:: WHAT TO DO ::
Search the entries for the word "Meine" and pull out each line that has it.

— begin —

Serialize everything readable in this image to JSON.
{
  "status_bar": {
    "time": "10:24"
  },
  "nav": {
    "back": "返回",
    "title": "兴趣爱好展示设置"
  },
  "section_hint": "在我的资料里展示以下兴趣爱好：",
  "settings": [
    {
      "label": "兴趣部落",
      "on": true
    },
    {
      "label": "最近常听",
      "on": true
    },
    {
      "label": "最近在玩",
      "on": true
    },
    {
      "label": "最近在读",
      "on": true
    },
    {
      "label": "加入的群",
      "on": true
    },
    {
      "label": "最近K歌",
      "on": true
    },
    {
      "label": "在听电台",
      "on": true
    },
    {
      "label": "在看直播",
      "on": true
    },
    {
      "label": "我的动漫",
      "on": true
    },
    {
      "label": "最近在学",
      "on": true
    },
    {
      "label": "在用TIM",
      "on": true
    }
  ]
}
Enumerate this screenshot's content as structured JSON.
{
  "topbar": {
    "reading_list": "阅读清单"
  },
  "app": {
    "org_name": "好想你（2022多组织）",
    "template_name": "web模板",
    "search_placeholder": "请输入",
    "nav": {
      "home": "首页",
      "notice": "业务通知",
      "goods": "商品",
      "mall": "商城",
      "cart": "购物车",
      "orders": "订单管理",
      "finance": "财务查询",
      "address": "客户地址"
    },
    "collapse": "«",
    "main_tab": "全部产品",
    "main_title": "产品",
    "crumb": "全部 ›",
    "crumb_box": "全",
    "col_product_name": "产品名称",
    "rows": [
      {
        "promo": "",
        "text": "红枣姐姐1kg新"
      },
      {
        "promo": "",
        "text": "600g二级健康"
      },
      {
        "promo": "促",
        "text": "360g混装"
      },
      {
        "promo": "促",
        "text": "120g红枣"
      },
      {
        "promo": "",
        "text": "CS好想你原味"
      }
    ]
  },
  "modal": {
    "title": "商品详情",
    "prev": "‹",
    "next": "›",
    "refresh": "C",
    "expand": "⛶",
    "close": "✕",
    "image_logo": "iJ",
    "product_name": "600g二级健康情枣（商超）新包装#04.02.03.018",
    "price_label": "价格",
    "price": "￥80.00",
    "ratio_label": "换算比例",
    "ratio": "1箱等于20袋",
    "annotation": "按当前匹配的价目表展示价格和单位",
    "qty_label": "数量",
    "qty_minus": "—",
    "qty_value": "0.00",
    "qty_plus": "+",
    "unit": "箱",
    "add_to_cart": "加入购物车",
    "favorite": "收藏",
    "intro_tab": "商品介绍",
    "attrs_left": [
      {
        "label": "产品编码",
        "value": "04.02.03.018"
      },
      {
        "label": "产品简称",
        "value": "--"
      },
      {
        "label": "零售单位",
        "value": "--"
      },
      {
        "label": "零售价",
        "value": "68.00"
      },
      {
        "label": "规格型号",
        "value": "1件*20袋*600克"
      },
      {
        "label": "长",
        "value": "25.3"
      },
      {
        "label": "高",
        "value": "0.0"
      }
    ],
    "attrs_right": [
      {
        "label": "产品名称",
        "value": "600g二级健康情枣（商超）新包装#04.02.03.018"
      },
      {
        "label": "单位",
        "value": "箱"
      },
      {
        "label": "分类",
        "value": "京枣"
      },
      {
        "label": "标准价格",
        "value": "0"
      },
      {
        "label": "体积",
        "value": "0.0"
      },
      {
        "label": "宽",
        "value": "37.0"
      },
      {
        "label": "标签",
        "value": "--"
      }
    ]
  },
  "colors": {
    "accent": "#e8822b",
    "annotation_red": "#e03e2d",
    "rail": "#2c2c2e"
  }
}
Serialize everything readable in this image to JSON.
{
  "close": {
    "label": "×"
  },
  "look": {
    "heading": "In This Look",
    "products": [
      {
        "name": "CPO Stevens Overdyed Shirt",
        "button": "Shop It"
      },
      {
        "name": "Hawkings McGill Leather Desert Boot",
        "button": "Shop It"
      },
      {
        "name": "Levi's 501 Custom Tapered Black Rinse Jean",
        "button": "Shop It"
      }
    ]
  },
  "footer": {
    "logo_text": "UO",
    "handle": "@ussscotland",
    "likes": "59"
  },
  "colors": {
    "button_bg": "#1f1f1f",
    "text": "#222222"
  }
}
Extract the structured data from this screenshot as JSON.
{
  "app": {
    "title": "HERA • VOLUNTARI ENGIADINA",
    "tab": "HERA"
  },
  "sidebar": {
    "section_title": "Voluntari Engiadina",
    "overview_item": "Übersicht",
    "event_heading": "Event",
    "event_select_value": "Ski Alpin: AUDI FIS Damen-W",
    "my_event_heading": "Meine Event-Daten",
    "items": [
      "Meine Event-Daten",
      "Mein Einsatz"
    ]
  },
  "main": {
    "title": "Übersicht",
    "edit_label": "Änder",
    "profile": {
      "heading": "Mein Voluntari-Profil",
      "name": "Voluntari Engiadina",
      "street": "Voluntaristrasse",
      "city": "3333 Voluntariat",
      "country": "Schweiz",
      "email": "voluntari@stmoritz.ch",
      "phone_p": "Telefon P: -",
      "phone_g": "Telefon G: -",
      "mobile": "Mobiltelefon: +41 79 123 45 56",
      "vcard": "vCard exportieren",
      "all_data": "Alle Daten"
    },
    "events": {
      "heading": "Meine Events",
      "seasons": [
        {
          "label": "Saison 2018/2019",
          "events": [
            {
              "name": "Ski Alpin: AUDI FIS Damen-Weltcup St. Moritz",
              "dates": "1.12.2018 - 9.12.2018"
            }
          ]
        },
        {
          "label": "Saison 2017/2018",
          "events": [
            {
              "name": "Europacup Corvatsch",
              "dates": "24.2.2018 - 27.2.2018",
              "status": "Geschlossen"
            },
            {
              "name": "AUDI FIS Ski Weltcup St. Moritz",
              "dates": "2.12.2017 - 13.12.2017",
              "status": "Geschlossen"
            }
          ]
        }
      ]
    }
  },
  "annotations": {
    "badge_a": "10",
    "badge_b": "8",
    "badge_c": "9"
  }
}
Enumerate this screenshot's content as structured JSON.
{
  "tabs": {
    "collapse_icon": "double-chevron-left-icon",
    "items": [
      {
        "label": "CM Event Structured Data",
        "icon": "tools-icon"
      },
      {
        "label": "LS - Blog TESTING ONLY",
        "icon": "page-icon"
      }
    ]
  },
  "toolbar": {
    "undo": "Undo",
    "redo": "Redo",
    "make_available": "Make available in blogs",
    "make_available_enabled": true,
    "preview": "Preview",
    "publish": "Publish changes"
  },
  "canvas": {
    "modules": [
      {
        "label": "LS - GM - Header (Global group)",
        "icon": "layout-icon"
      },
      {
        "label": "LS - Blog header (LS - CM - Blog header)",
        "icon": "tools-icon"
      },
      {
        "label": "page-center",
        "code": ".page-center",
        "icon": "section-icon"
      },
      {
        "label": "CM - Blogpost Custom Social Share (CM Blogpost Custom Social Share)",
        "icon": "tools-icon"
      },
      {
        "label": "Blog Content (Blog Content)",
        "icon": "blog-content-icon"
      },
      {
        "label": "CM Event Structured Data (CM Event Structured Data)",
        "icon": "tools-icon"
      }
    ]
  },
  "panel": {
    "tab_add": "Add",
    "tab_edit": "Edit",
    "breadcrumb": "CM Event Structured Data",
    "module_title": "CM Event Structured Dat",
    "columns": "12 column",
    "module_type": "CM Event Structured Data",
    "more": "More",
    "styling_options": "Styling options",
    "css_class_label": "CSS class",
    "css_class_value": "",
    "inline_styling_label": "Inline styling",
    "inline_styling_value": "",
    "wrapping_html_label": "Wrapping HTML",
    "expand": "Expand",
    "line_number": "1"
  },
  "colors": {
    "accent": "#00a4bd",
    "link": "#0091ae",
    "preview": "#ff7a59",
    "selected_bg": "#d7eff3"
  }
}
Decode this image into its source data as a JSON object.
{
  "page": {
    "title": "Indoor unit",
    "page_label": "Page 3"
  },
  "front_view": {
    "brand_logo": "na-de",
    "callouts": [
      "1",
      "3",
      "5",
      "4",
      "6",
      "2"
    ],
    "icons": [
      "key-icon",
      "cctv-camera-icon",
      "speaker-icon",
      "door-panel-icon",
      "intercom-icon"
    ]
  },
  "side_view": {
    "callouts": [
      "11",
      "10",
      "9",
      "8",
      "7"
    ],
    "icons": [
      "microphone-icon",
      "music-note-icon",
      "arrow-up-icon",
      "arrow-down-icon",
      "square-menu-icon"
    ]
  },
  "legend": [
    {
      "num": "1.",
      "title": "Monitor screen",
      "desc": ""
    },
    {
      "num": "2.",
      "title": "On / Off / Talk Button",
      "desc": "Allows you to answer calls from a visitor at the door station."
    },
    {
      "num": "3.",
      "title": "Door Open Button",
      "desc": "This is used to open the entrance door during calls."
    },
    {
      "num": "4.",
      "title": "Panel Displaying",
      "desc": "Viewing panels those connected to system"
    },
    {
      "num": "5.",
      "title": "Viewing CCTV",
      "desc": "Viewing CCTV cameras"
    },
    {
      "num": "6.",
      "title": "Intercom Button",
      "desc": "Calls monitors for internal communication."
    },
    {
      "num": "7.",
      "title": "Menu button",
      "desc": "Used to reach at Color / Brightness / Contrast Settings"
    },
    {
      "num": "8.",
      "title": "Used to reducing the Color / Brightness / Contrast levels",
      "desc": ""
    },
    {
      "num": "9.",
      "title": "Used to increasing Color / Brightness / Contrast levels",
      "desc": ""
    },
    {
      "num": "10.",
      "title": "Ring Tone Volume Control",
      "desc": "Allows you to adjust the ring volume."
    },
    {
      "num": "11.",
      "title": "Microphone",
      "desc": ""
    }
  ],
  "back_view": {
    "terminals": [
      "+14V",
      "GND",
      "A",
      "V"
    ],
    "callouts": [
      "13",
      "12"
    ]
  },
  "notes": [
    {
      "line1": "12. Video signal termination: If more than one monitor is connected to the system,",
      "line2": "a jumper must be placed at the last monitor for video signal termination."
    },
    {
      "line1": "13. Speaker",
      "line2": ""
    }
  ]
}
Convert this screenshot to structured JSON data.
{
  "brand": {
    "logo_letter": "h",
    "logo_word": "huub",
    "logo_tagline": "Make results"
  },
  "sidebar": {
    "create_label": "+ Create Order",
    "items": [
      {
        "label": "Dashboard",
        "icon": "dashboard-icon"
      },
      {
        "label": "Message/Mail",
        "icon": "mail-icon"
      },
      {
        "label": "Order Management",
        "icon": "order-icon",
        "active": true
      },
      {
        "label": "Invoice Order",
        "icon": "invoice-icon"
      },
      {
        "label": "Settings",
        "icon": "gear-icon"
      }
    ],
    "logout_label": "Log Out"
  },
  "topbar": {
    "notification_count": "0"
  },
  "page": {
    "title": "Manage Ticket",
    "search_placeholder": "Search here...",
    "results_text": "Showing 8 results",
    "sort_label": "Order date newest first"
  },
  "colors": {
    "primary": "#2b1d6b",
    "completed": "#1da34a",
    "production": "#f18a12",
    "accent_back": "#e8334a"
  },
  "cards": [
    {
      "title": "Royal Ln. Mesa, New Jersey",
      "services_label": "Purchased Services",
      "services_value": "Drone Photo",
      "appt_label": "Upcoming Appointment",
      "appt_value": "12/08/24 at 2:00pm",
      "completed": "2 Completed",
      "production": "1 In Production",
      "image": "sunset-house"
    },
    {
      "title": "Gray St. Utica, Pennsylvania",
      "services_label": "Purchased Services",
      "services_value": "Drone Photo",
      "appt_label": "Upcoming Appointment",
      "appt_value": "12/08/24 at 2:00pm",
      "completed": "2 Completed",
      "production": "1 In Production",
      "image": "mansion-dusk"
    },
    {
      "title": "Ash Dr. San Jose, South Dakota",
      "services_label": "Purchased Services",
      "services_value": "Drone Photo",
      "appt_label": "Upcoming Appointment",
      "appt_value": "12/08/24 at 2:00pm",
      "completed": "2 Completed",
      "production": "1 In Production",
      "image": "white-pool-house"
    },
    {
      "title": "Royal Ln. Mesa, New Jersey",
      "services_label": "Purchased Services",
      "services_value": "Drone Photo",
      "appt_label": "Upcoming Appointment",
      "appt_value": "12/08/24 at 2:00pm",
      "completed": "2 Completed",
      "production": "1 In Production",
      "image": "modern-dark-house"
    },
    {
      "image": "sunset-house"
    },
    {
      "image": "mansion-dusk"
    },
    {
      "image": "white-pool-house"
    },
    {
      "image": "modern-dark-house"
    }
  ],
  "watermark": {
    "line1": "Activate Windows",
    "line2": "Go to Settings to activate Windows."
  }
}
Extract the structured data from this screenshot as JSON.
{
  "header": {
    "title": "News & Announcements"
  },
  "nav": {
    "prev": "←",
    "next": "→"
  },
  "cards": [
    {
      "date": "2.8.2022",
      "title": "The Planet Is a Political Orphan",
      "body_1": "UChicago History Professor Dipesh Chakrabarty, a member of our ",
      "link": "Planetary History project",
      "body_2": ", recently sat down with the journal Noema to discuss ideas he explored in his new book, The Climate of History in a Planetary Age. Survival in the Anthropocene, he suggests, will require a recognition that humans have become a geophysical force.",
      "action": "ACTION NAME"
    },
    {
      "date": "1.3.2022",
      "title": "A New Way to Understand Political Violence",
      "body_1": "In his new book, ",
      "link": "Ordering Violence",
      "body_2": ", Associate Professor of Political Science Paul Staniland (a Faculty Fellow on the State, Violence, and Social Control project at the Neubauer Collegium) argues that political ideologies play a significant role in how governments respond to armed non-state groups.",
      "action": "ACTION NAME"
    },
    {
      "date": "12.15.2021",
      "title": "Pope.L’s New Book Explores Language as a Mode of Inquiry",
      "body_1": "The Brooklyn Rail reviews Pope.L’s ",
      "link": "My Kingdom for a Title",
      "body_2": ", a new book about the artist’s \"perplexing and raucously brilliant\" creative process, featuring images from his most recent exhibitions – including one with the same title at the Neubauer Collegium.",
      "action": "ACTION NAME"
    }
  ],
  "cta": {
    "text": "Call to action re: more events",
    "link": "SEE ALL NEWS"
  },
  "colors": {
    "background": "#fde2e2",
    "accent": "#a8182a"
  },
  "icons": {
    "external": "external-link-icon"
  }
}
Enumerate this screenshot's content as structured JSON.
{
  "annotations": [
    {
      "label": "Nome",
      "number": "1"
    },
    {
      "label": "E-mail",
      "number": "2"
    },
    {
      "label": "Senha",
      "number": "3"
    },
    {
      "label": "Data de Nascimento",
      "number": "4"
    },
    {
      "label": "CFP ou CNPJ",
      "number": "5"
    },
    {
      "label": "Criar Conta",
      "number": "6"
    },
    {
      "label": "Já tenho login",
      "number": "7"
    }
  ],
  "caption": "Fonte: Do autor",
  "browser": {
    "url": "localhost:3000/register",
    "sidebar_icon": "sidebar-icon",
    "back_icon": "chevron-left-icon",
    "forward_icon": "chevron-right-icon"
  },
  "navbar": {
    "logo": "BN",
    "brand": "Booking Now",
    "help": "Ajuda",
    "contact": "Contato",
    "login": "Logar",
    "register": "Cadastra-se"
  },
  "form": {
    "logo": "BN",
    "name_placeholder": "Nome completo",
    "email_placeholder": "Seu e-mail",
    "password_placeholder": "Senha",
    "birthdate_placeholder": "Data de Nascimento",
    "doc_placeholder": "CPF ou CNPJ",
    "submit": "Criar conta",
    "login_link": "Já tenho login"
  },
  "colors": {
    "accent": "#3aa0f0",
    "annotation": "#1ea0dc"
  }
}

— end —

:: WRITTEN SOLUTION ::
    "my_event_heading": "Meine Event-Daten",
      "Meine Event-Daten",
      "heading": "Meine Events",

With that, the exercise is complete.